(Saved entries)
>>>

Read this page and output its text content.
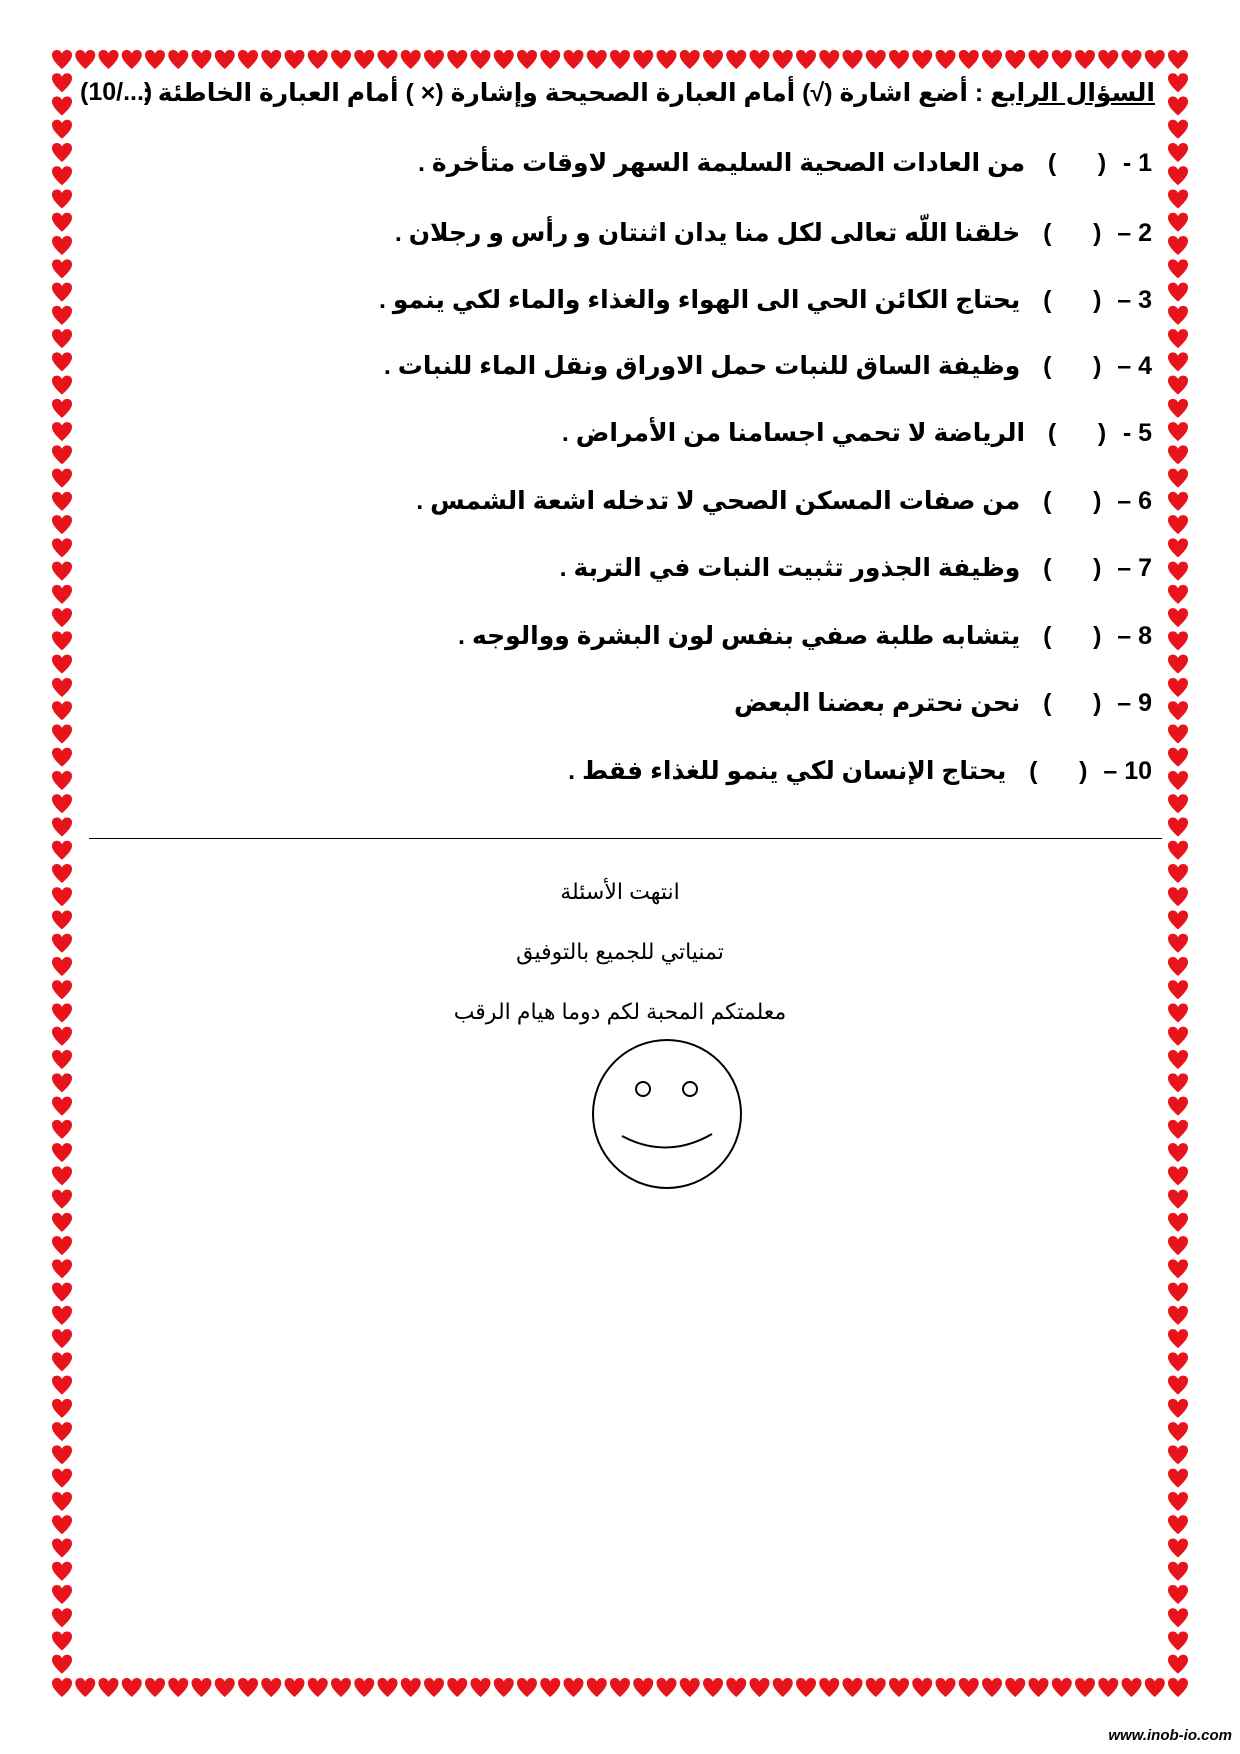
السؤال الرابع : أضع اشارة (√) أمام العبارة الصحيحة وإشارة (× ) أمام العبارة الخاطئة :
(10/...)
1 -(      ) من العادات الصحية السليمة السهر لاوقات متأخرة .
2 –(      ) خلقنا اللّه تعالى لكل منا يدان اثنتان و رأس و رجلان .
3 –(      ) يحتاج الكائن الحي الى الهواء والغذاء والماء لكي ينمو .
4 –(      ) وظيفة الساق للنبات حمل الاوراق ونقل الماء للنبات .
5 -(      ) الرياضة لا تحمي اجسامنا من الأمراض .
6 –(      ) من صفات المسكن الصحي لا تدخله اشعة الشمس .
7 –(      ) وظيفة الجذور تثبيت النبات في التربة .
8 –(      ) يتشابه طلبة صفي بنفس لون البشرة ووالوجه .
9 –(      ) نحن نحترم بعضنا البعض
10 –(      ) يحتاج الإنسان لكي ينمو للغذاء فقط .
انتهت الأسئلة
تمنياتي للجميع بالتوفيق
معلمتكم المحبة لكم دوما هيام الرقب
www.inob-io.com
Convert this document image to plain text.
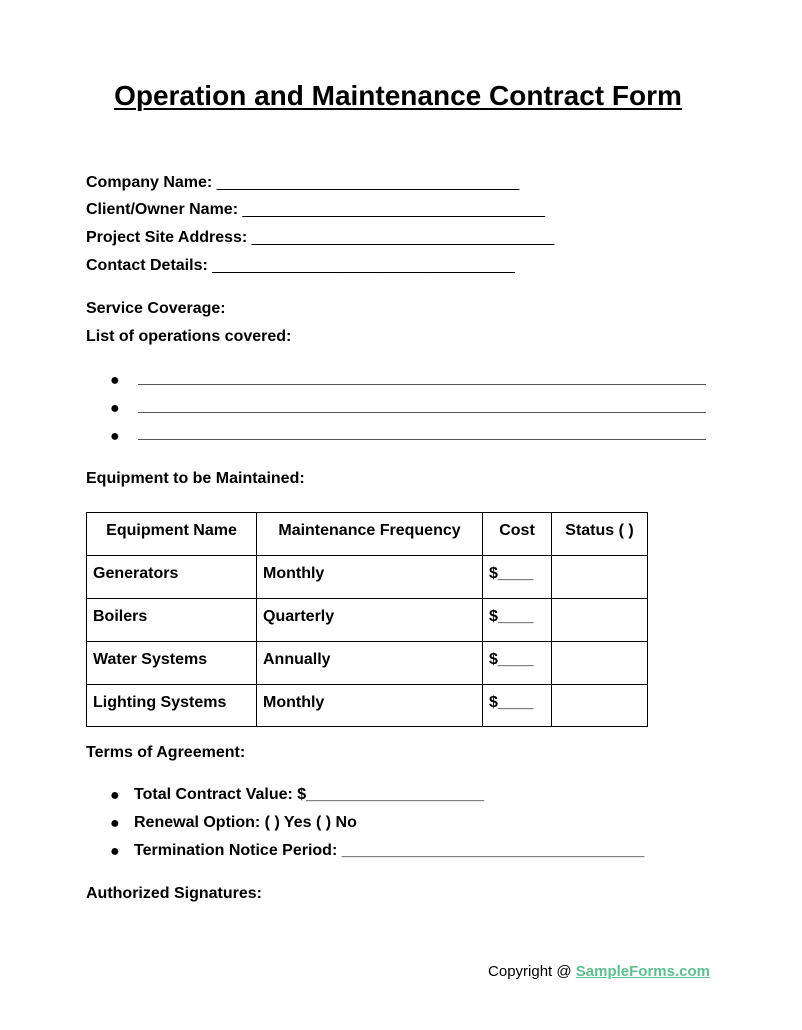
Operation and Maintenance Contract Form
Company Name: __________________________________
Client/Owner Name: __________________________________
Project Site Address: __________________________________
Contact Details: __________________________________
Service Coverage:
List of operations covered:
●
●
●
Equipment to be Maintained:
Equipment Name	Maintenance Frequency	Cost	Status ( )
Generators	Monthly	$____	
Boilers	Quarterly	$____	
Water Systems	Annually	$____	
Lighting Systems	Monthly	$____	
Terms of Agreement:
● Total Contract Value: $____________________
● Renewal Option: ( ) Yes ( ) No
● Termination Notice Period: __________________________________
Authorized Signatures:
Copyright @ SampleForms.com
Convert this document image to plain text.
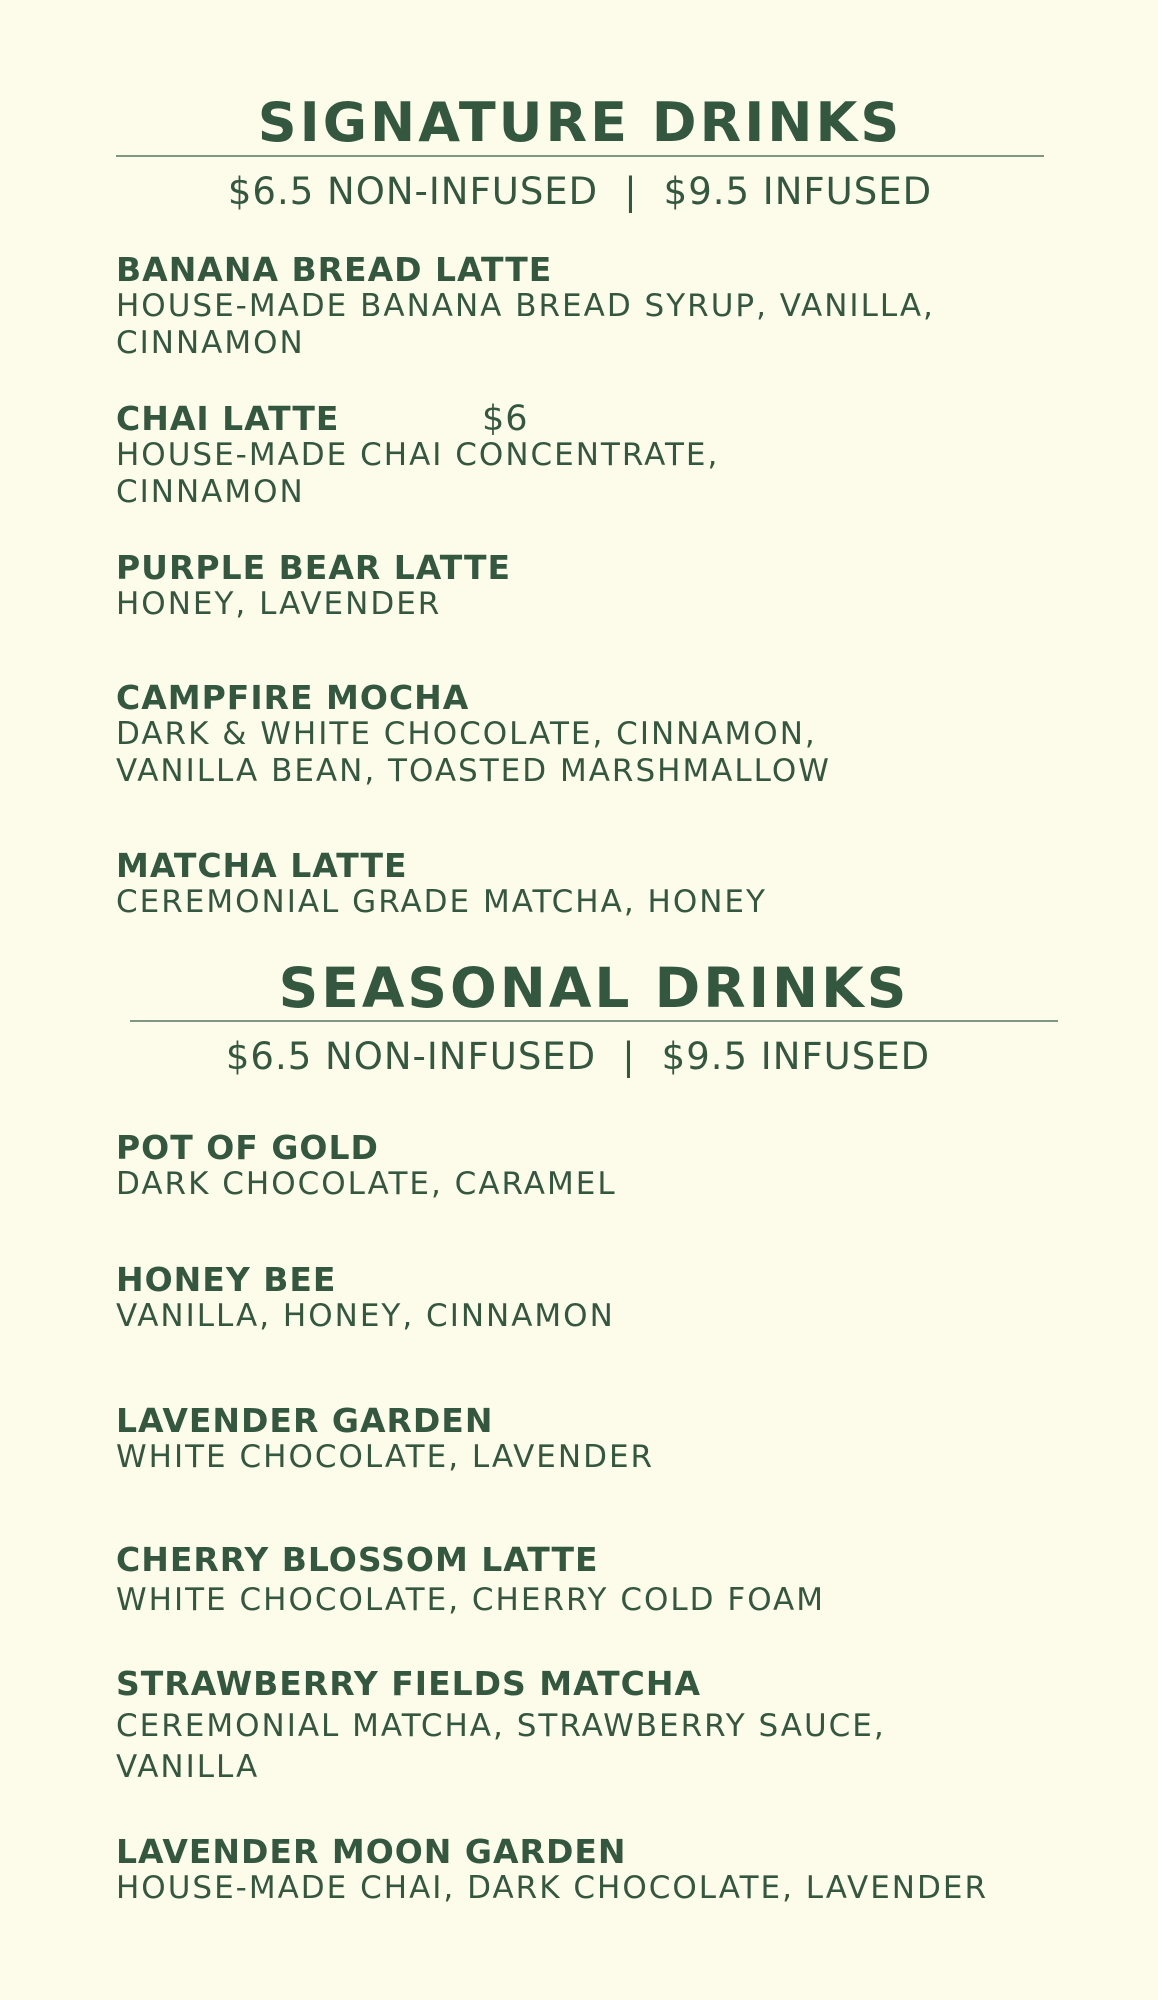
SIGNATURE DRINKS
$6.5 NON-INFUSED | $9.5 INFUSED
BANANA BREAD LATTE
HOUSE-MADE BANANA BREAD SYRUP, VANILLA,
CINNAMON
CHAI LATTE	$6
HOUSE-MADE CHAI CONCENTRATE,
CINNAMON
PURPLE BEAR LATTE
HONEY, LAVENDER
CAMPFIRE MOCHA
DARK & WHITE CHOCOLATE, CINNAMON,
VANILLA BEAN, TOASTED MARSHMALLOW
MATCHA LATTE
CEREMONIAL GRADE MATCHA, HONEY
SEASONAL DRINKS
$6.5 NON-INFUSED | $9.5 INFUSED
POT OF GOLD
DARK CHOCOLATE, CARAMEL
HONEY BEE
VANILLA, HONEY, CINNAMON
LAVENDER GARDEN
WHITE CHOCOLATE, LAVENDER
CHERRY BLOSSOM LATTE
WHITE CHOCOLATE, CHERRY COLD FOAM
STRAWBERRY FIELDS MATCHA
CEREMONIAL MATCHA, STRAWBERRY SAUCE,
VANILLA
LAVENDER MOON GARDEN
HOUSE-MADE CHAI, DARK CHOCOLATE, LAVENDER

<<<

### Stated exercise
Exclude all images and restate the records above word for word.

### Result of this task
Read this page and output its text content.
السؤال الرابع : أضع اشارة (√) أمام العبارة الصحيحة وإشارة (× ) أمام العبارة الخاطئة :
(10/...)
1 -(      ) من العادات الصحية السليمة السهر لاوقات متأخرة .
2 –(      ) خلقنا اللّه تعالى لكل منا يدان اثنتان و رأس و رجلان .
3 –(      ) يحتاج الكائن الحي الى الهواء والغذاء والماء لكي ينمو .
4 –(      ) وظيفة الساق للنبات حمل الاوراق ونقل الماء للنبات .
5 -(      ) الرياضة لا تحمي اجسامنا من الأمراض .
6 –(      ) من صفات المسكن الصحي لا تدخله اشعة الشمس .
7 –(      ) وظيفة الجذور تثبيت النبات في التربة .
8 –(      ) يتشابه طلبة صفي بنفس لون البشرة ووالوجه .
9 –(      ) نحن نحترم بعضنا البعض
10 –(      ) يحتاج الإنسان لكي ينمو للغذاء فقط .
انتهت الأسئلة
تمنياتي للجميع بالتوفيق
معلمتكم المحبة لكم دوما هيام الرقب
www.inob-io.com
Convert this document image to plain text.
Operation and Maintenance Contract Form
Company Name: __________________________________
Client/Owner Name: __________________________________
Project Site Address: __________________________________
Contact Details: __________________________________
Service Coverage:
List of operations covered:
●
●
●
Equipment to be Maintained:
Equipment Name	Maintenance Frequency	Cost	Status ( )
Generators	Monthly	$____	
Boilers	Quarterly	$____	
Water Systems	Annually	$____	
Lighting Systems	Monthly	$____	
Terms of Agreement:
● Total Contract Value: $____________________
● Renewal Option: ( ) Yes ( ) No
● Termination Notice Period: __________________________________
Authorized Signatures:
Copyright @ SampleForms.com
Convert this document image to plain text.
SIGNATURE DRINKS
$6.5 NON-INFUSED | $9.5 INFUSED
BANANA BREAD LATTE
HOUSE-MADE BANANA BREAD SYRUP, VANILLA,
CINNAMON
CHAI LATTE	$6
HOUSE-MADE CHAI CONCENTRATE,
CINNAMON
PURPLE BEAR LATTE
HONEY, LAVENDER
CAMPFIRE MOCHA
DARK & WHITE CHOCOLATE, CINNAMON,
VANILLA BEAN, TOASTED MARSHMALLOW
MATCHA LATTE
CEREMONIAL GRADE MATCHA, HONEY
SEASONAL DRINKS
$6.5 NON-INFUSED | $9.5 INFUSED
POT OF GOLD
DARK CHOCOLATE, CARAMEL
HONEY BEE
VANILLA, HONEY, CINNAMON
LAVENDER GARDEN
WHITE CHOCOLATE, LAVENDER
CHERRY BLOSSOM LATTE
WHITE CHOCOLATE, CHERRY COLD FOAM
STRAWBERRY FIELDS MATCHA
CEREMONIAL MATCHA, STRAWBERRY SAUCE,
VANILLA
LAVENDER MOON GARDEN
HOUSE-MADE CHAI, DARK CHOCOLATE, LAVENDER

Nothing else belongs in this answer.